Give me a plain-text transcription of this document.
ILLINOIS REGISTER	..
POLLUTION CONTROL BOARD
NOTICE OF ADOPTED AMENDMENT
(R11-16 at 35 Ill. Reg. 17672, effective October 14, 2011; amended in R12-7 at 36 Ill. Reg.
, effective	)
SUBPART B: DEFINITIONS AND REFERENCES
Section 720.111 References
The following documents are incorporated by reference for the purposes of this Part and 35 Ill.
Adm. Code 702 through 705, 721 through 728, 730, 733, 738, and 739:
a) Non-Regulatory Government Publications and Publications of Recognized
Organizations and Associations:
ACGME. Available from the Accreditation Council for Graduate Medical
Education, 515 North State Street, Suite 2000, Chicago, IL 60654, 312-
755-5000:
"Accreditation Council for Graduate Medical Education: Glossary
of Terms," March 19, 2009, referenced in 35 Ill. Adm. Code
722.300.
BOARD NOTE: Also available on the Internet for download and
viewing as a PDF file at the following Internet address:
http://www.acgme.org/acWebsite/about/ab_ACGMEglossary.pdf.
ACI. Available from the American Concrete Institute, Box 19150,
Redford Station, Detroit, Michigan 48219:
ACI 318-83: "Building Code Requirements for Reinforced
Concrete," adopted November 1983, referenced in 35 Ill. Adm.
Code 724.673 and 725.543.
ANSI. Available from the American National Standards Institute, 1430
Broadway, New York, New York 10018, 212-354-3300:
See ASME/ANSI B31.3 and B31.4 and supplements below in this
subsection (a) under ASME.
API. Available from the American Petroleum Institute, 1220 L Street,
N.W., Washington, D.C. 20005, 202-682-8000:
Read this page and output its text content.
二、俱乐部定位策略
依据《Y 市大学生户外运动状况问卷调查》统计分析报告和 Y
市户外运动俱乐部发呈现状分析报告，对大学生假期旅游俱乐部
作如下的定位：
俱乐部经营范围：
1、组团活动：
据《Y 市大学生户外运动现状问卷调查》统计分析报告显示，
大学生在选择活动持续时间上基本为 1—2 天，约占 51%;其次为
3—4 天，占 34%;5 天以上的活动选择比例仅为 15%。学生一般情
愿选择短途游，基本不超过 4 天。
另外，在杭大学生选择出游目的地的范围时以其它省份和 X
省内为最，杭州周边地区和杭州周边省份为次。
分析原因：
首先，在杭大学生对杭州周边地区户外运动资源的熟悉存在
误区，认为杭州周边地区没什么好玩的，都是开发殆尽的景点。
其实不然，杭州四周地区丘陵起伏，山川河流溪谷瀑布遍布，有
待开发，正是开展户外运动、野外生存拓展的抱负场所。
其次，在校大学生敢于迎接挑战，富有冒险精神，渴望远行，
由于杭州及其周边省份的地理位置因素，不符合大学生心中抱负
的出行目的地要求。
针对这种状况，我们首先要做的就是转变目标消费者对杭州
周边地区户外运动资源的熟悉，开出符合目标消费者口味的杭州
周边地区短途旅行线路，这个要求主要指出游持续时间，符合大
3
* * *
For the records above, state how many lines include the string "effective", giving the number and nothing else.

2